● **EXERCISE**: Quote all of the data that follows exactly as written, skipping the images.
═════ TASK MATERIAL
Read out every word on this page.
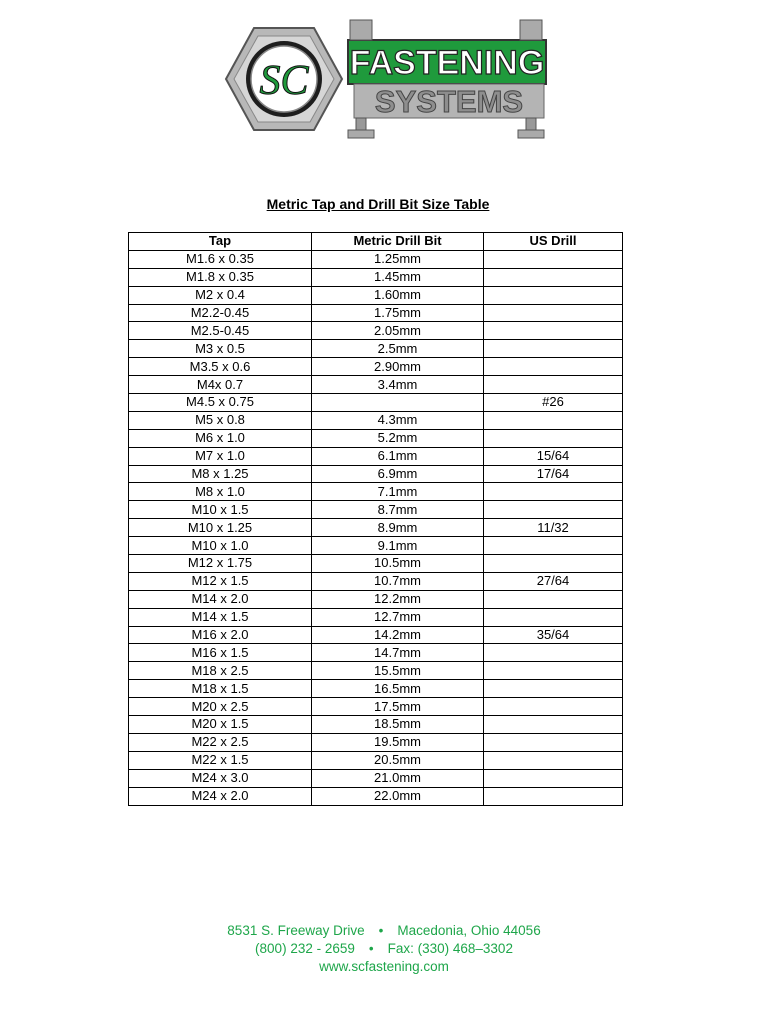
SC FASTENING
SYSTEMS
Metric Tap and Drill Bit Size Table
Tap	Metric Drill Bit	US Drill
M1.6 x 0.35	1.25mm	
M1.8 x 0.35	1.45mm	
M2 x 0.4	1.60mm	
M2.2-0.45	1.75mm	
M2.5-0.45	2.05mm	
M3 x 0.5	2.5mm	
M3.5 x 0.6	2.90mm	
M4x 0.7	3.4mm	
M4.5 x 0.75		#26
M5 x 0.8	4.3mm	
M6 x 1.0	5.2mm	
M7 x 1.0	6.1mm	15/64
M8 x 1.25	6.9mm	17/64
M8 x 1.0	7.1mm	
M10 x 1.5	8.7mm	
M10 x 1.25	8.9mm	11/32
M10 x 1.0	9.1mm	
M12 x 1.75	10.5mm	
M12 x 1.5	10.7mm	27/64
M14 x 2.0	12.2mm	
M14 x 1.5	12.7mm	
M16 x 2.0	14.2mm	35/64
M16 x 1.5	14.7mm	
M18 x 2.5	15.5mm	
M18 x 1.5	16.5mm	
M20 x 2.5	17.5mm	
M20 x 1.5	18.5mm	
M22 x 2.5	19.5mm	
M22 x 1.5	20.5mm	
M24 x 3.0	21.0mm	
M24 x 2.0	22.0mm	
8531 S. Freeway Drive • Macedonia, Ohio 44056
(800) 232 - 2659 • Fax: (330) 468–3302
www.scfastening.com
══════════
● **FINISHED EXERCISE**:
Read out every word on this page.
SC FASTENING
SYSTEMS
Metric Tap and Drill Bit Size Table
Tap	Metric Drill Bit	US Drill
M1.6 x 0.35	1.25mm	
M1.8 x 0.35	1.45mm	
M2 x 0.4	1.60mm	
M2.2-0.45	1.75mm	
M2.5-0.45	2.05mm	
M3 x 0.5	2.5mm	
M3.5 x 0.6	2.90mm	
M4x 0.7	3.4mm	
M4.5 x 0.75		#26
M5 x 0.8	4.3mm	
M6 x 1.0	5.2mm	
M7 x 1.0	6.1mm	15/64
M8 x 1.25	6.9mm	17/64
M8 x 1.0	7.1mm	
M10 x 1.5	8.7mm	
M10 x 1.25	8.9mm	11/32
M10 x 1.0	9.1mm	
M12 x 1.75	10.5mm	
M12 x 1.5	10.7mm	27/64
M14 x 2.0	12.2mm	
M14 x 1.5	12.7mm	
M16 x 2.0	14.2mm	35/64
M16 x 1.5	14.7mm	
M18 x 2.5	15.5mm	
M18 x 1.5	16.5mm	
M20 x 2.5	17.5mm	
M20 x 1.5	18.5mm	
M22 x 2.5	19.5mm	
M22 x 1.5	20.5mm	
M24 x 3.0	21.0mm	
M24 x 2.0	22.0mm	
8531 S. Freeway Drive • Macedonia, Ohio 44056
(800) 232 - 2659 • Fax: (330) 468–3302
www.scfastening.com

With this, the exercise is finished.